Do this: Report each line below that contains the string "Bought", matching its case exactly, and copy every such line in full.

[Entries of layout elements]
◇ ◇ ◇ ◇ ◇ ◇ ◇

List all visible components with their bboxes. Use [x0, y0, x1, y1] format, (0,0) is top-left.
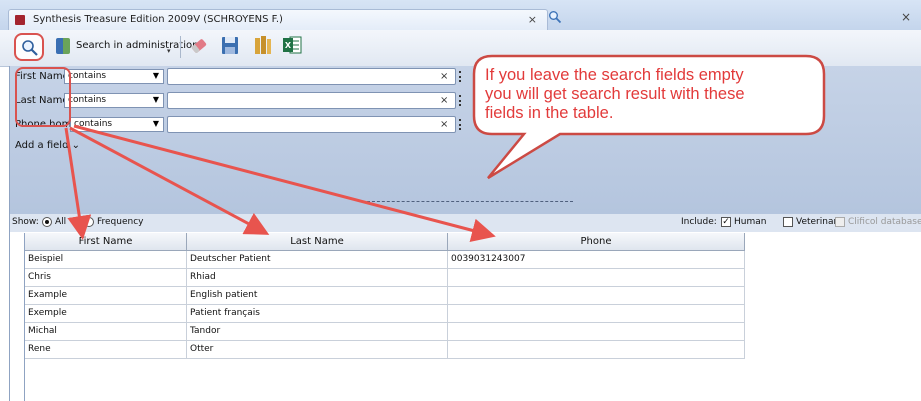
operator-value: contains	[68, 95, 107, 105]
show-frequency-label: Frequency	[97, 217, 144, 227]
include-human-label: Human	[734, 217, 767, 227]
cell-first-name[interactable]: Beispiel	[25, 251, 187, 269]
callout-line: you will get search result with these	[485, 85, 745, 103]
options-bar: Show: All Frequency Include: ✓ Human Vet…	[9, 214, 921, 232]
cell-last-name[interactable]: Patient français	[187, 305, 448, 323]
show-label: Show:	[12, 217, 39, 227]
dropdown-caret-icon: ▼	[152, 71, 159, 80]
cell-last-name[interactable]: Tandor	[187, 323, 448, 341]
cell-last-name[interactable]: Rhiad	[187, 269, 448, 287]
include-human-checkbox[interactable]: ✓	[721, 217, 731, 227]
callout-text: If you leave the search fields empty you…	[485, 66, 815, 123]
panel-splitter[interactable]	[367, 201, 573, 202]
search-in-administration-button[interactable]: Search in administration ▾	[56, 34, 198, 60]
cell-phone[interactable]	[448, 305, 745, 323]
save-icon	[222, 37, 238, 54]
include-label: Include:	[681, 217, 717, 227]
callout-line: fields in the table.	[485, 104, 614, 122]
column-header-last-name[interactable]: Last Name	[187, 233, 448, 251]
dropdown-caret-icon: ▼	[152, 95, 159, 104]
first-name-input[interactable]	[167, 68, 456, 85]
save-button[interactable]	[220, 34, 240, 60]
document-tab[interactable]: Synthesis Treasure Edition 2009V (SCHROY…	[8, 9, 548, 31]
eraser-icon	[191, 39, 207, 53]
column-header-first-name[interactable]: First Name	[25, 233, 187, 251]
include-clificol-checkbox	[835, 217, 845, 227]
row-handle-icon[interactable]	[459, 71, 463, 82]
phone-home-operator-select[interactable]: contains ▼	[70, 117, 164, 132]
clear-last-name-icon[interactable]: ×	[440, 95, 448, 106]
results-table: First Name Last Name Phone Beispiel Deut…	[24, 233, 921, 401]
cell-last-name[interactable]: English patient	[187, 287, 448, 305]
cell-first-name[interactable]: Rene	[25, 341, 187, 359]
search-icon	[22, 40, 38, 56]
toolbar: Search in administration ▾ X	[0, 30, 921, 67]
cell-last-name[interactable]: Otter	[187, 341, 448, 359]
app-window: Synthesis Treasure Edition 2009V (SCHROY…	[0, 0, 921, 401]
include-clificol-label: Clificol database	[848, 217, 921, 227]
library-button[interactable]	[252, 34, 274, 60]
cell-phone[interactable]: 0039031243007	[448, 251, 745, 269]
clear-phone-home-icon[interactable]: ×	[440, 119, 448, 130]
first-name-operator-select[interactable]: contains ▼	[64, 69, 164, 84]
dropdown-caret-icon: ▼	[152, 119, 159, 128]
phone-home-input[interactable]	[167, 116, 456, 133]
show-all-label: All	[55, 217, 67, 227]
books-icon	[255, 36, 271, 54]
chevron-down-icon: ▾	[167, 47, 171, 55]
toolbar-divider	[180, 36, 181, 58]
cell-first-name[interactable]: Exemple	[25, 305, 187, 323]
column-header-phone[interactable]: Phone	[448, 233, 745, 251]
operator-value: contains	[74, 119, 113, 129]
tab-close-icon[interactable]: ×	[528, 13, 537, 26]
cell-last-name[interactable]: Deutscher Patient	[187, 251, 448, 269]
row-handle-icon[interactable]	[459, 119, 463, 130]
show-frequency-radio[interactable]	[84, 217, 94, 227]
annotation-highlight-box	[15, 67, 71, 127]
administration-icon	[56, 38, 70, 54]
excel-icon: X	[283, 36, 302, 54]
title-bar: Synthesis Treasure Edition 2009V (SCHROY…	[0, 0, 921, 31]
export-excel-button[interactable]: X	[282, 34, 302, 60]
last-name-input[interactable]	[167, 92, 456, 109]
window-title: Synthesis Treasure Edition 2009V (SCHROY…	[33, 14, 283, 25]
cell-phone[interactable]	[448, 323, 745, 341]
cell-first-name[interactable]: Chris	[25, 269, 187, 287]
cell-phone[interactable]	[448, 341, 745, 359]
callout-line: If you leave the search fields empty	[485, 66, 744, 84]
cell-phone[interactable]	[448, 287, 745, 305]
clear-first-name-icon[interactable]: ×	[440, 71, 448, 82]
show-all-radio[interactable]	[42, 217, 52, 227]
window-close-icon[interactable]: ×	[901, 10, 911, 24]
add-field-link[interactable]: Add a field ⌄	[15, 140, 80, 151]
cell-phone[interactable]	[448, 269, 745, 287]
clear-button[interactable]	[188, 34, 210, 60]
search-button[interactable]	[14, 33, 44, 61]
cell-first-name[interactable]: Michal	[25, 323, 187, 341]
include-veterinary-checkbox[interactable]	[783, 217, 793, 227]
app-logo-icon	[15, 15, 25, 25]
new-search-tab-icon[interactable]	[548, 10, 562, 24]
operator-value: contains	[68, 71, 107, 81]
frame-border	[9, 214, 10, 401]
row-handle-icon[interactable]	[459, 95, 463, 106]
svg-text:X: X	[285, 41, 292, 50]
cell-first-name[interactable]: Example	[25, 287, 187, 305]
last-name-operator-select[interactable]: contains ▼	[64, 93, 164, 108]
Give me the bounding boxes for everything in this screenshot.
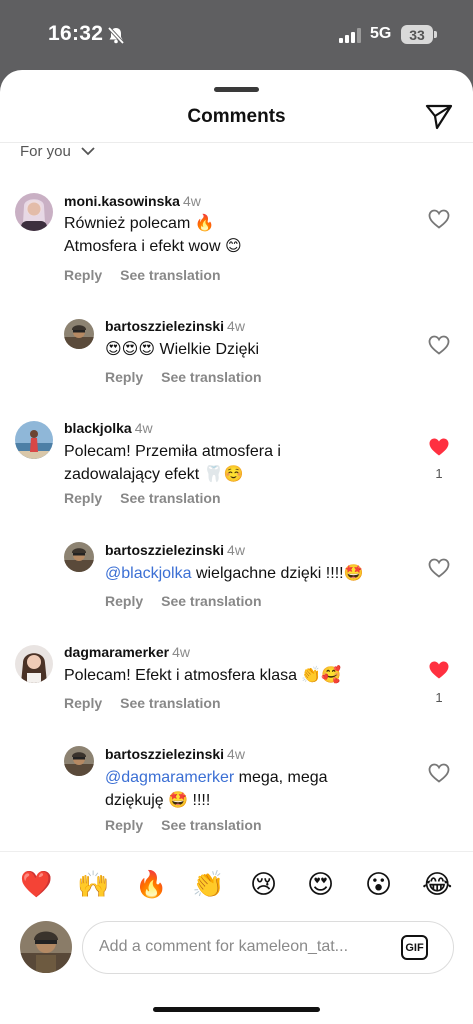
avatar[interactable] bbox=[64, 746, 94, 776]
avatar[interactable] bbox=[15, 193, 53, 231]
bell-off-icon bbox=[107, 26, 125, 45]
see-translation-button[interactable]: See translation bbox=[161, 593, 261, 609]
comment-text: Również polecam 🔥 bbox=[64, 215, 215, 232]
like-count: 1 bbox=[435, 466, 443, 481]
reaction-laughing[interactable]: 😂 bbox=[422, 867, 452, 901]
comment-username[interactable]: blackjolka bbox=[64, 420, 132, 436]
see-translation-button[interactable]: See translation bbox=[120, 267, 220, 283]
sort-filter-dropdown[interactable]: For you bbox=[20, 143, 95, 160]
comment-time: 4w bbox=[134, 420, 153, 436]
comment-time: 4w bbox=[172, 644, 190, 660]
heart-icon[interactable] bbox=[428, 763, 450, 783]
reply-button[interactable]: Reply bbox=[64, 490, 102, 506]
comment-username[interactable]: bartoszzielezinski bbox=[105, 542, 224, 558]
comment-text: dziękuję 🤩 !!!! bbox=[105, 792, 211, 809]
comment-input-placeholder: Add a comment for kameleon_tat... bbox=[99, 938, 349, 955]
comment-username[interactable]: dagmaramerker bbox=[64, 644, 169, 660]
mention-link[interactable]: @blackjolka bbox=[105, 565, 192, 582]
reaction-crying[interactable]: 😢 bbox=[250, 867, 277, 901]
mention-link[interactable]: @dagmaramerker bbox=[105, 769, 234, 786]
home-indicator bbox=[153, 1007, 320, 1012]
avatar[interactable] bbox=[15, 421, 53, 459]
comment-text: @blackjolka wielgachne dzięki !!!!🤩 bbox=[105, 562, 364, 585]
signal-icon bbox=[339, 28, 361, 43]
heart-filled-icon[interactable] bbox=[428, 437, 450, 457]
heart-filled-icon[interactable] bbox=[428, 660, 450, 680]
current-user-avatar bbox=[20, 921, 72, 973]
reply-button[interactable]: Reply bbox=[64, 267, 102, 283]
see-translation-button[interactable]: See translation bbox=[161, 369, 261, 385]
comment-text: @dagmaramerker mega, mega bbox=[105, 766, 328, 789]
heart-icon[interactable] bbox=[428, 558, 450, 578]
reaction-fire[interactable]: 🔥 bbox=[135, 867, 167, 901]
comment-text: Polecam! Przemiła atmosfera i bbox=[64, 443, 281, 460]
comment-text-rest: mega, mega bbox=[234, 769, 328, 786]
comment-time: 4w bbox=[227, 318, 245, 334]
comment-time: 4w bbox=[227, 746, 245, 762]
comment-text: zadowalający efekt 🦷☺️ bbox=[64, 466, 244, 483]
avatar[interactable] bbox=[64, 319, 94, 349]
comments-sheet: Comments For you moni.kasowinska 4w Równi… bbox=[0, 70, 473, 1024]
sheet-title: Comments bbox=[187, 106, 286, 127]
reaction-clap[interactable]: 👏 bbox=[192, 867, 224, 901]
reaction-raised-hands[interactable]: 🙌 bbox=[77, 867, 109, 901]
like-count: 1 bbox=[435, 690, 443, 705]
reply-button[interactable]: Reply bbox=[105, 817, 143, 833]
battery-level: 33 bbox=[409, 26, 425, 43]
reactions-divider bbox=[0, 851, 473, 852]
comment-text: Polecam! Efekt i atmosfera klasa 👏🥰 bbox=[64, 667, 342, 684]
comment-username[interactable]: moni.kasowinska bbox=[64, 193, 180, 209]
comment-username[interactable]: bartoszzielezinski bbox=[105, 318, 224, 334]
see-translation-button[interactable]: See translation bbox=[120, 695, 220, 711]
avatar[interactable] bbox=[15, 645, 53, 683]
sort-filter-label: For you bbox=[20, 143, 71, 160]
heart-icon[interactable] bbox=[428, 335, 450, 355]
comment-input[interactable]: Add a comment for kameleon_tat... GIF bbox=[82, 921, 454, 974]
reply-button[interactable]: Reply bbox=[105, 593, 143, 609]
reaction-heart[interactable]: ❤️ bbox=[20, 867, 52, 901]
comment-username[interactable]: bartoszzielezinski bbox=[105, 746, 224, 762]
see-translation-button[interactable]: See translation bbox=[161, 817, 261, 833]
battery-icon: 33 bbox=[401, 25, 437, 44]
comment-text: Atmosfera i efekt wow 😊 bbox=[64, 238, 242, 255]
status-bar: 16:32 5G 33 bbox=[0, 0, 473, 70]
comment-time: 4w bbox=[227, 542, 245, 558]
reaction-heart-eyes[interactable]: 😍 bbox=[307, 867, 334, 901]
send-icon[interactable] bbox=[425, 104, 453, 130]
comment-time: 4w bbox=[182, 193, 201, 209]
chevron-down-icon bbox=[81, 147, 95, 156]
quick-reactions-bar: ❤️ 🙌 🔥 👏 😢 😍 😮 😂 bbox=[0, 867, 473, 901]
reply-button[interactable]: Reply bbox=[105, 369, 143, 385]
reply-button[interactable]: Reply bbox=[64, 695, 102, 711]
sheet-grabber[interactable] bbox=[214, 87, 259, 92]
see-translation-button[interactable]: See translation bbox=[120, 490, 220, 506]
comment-text: 😍😍😍 Wielkie Dzięki bbox=[105, 341, 260, 358]
gif-button[interactable]: GIF bbox=[401, 935, 428, 960]
heart-icon[interactable] bbox=[428, 209, 450, 229]
status-time: 16:32 bbox=[48, 22, 104, 45]
network-type: 5G bbox=[370, 25, 392, 42]
avatar[interactable] bbox=[64, 542, 94, 572]
reaction-surprised[interactable]: 😮 bbox=[365, 867, 392, 901]
comment-text-rest: wielgachne dzięki !!!!🤩 bbox=[191, 565, 364, 582]
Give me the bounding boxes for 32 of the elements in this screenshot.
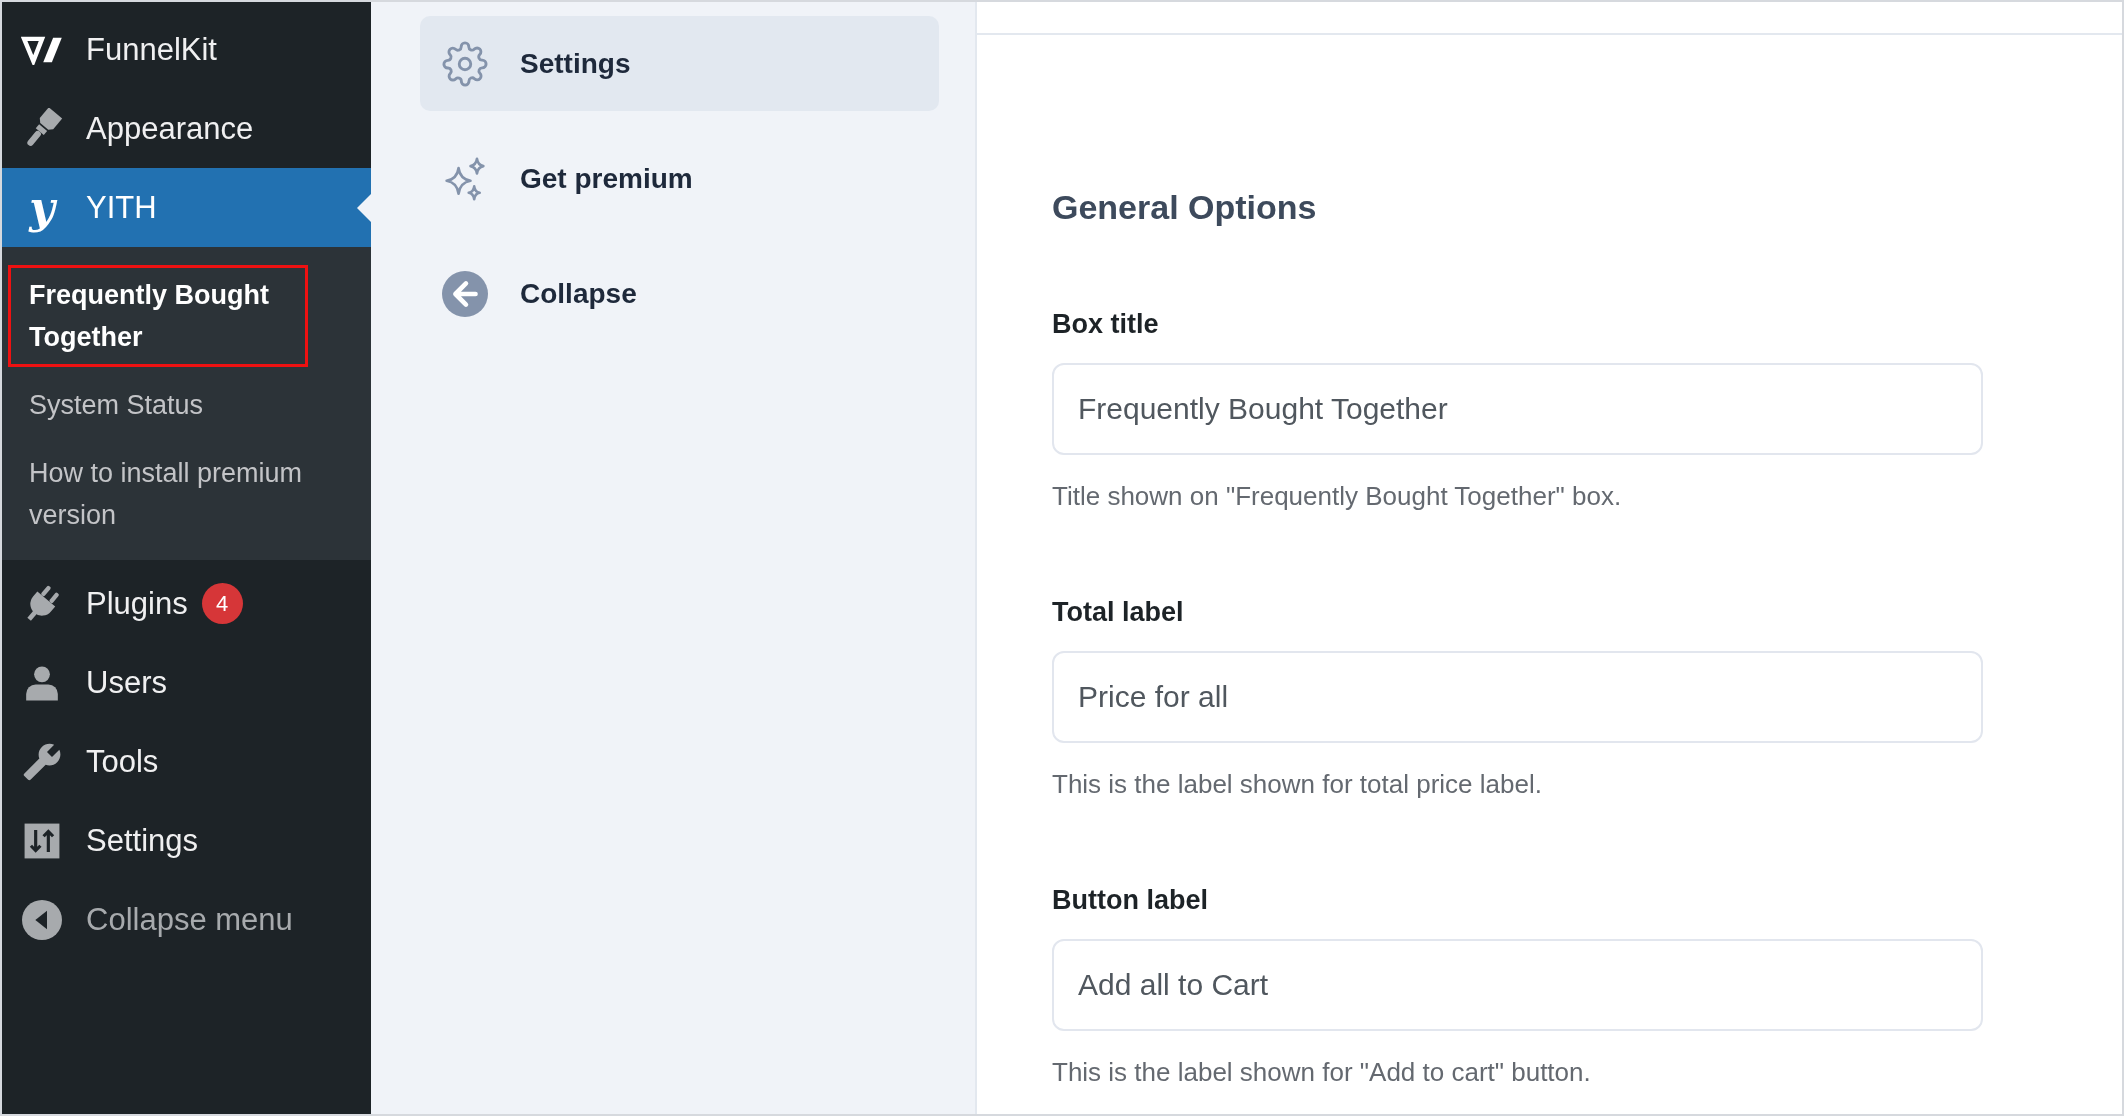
menu-item[interactable]: Settings xyxy=(2,801,371,880)
field-label: Button label xyxy=(1052,884,1208,917)
menu-item[interactable]: y YITH xyxy=(2,168,371,247)
collapse-menu-button[interactable]: Collapse menu xyxy=(2,880,371,959)
nav-item[interactable]: Collapse xyxy=(420,246,939,341)
menu-item[interactable]: Appearance xyxy=(2,89,371,168)
nav-item[interactable]: Get premium xyxy=(420,131,939,226)
menu-item[interactable]: Tools xyxy=(2,722,371,801)
count-badge: 4 xyxy=(201,583,243,624)
logo-icon xyxy=(21,34,63,65)
sparkles-icon xyxy=(442,155,488,202)
submenu-item[interactable]: Frequently Bought Together xyxy=(8,265,308,367)
sliders-icon xyxy=(23,821,61,860)
user-icon xyxy=(23,663,61,702)
menu-item[interactable]: Plugins 4 xyxy=(2,564,371,643)
field-description: Title shown on "Frequently Bought Together" box. xyxy=(1052,480,1622,513)
field-description: This is the label shown for total price label. xyxy=(1052,768,1542,801)
field-description: This is the label shown for "Add to cart" button. xyxy=(1052,1056,1591,1089)
section-heading: General Options xyxy=(1052,187,1317,228)
nav-item[interactable]: Settings xyxy=(420,16,939,111)
menu-item[interactable]: Users xyxy=(2,643,371,722)
collapse-icon xyxy=(22,899,62,940)
field-label: Box title xyxy=(1052,308,1159,341)
submenu-item[interactable]: System Status xyxy=(8,375,360,435)
menu-item[interactable]: FunnelKit xyxy=(2,10,371,89)
text-input[interactable]: Price for all xyxy=(1052,651,1983,743)
wrench-icon xyxy=(22,741,62,782)
text-input[interactable]: Add all to Cart xyxy=(1052,939,1983,1031)
settings-icon xyxy=(442,40,488,87)
field-label: Total label xyxy=(1052,596,1184,629)
submenu-item[interactable]: How to install premium version xyxy=(8,443,360,545)
text-input[interactable]: Frequently Bought Together xyxy=(1052,363,1983,455)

◇ ◇ ◇ ◇ ◇ ◇ ◇

Finished task:
submenu-item[interactable]: Frequently Bought Together xyxy=(8,265,308,367)
field-description: Title shown on "Frequently Bought Together" box. xyxy=(1052,480,1622,513)
text-input[interactable]: Frequently Bought Together xyxy=(1052,363,1983,455)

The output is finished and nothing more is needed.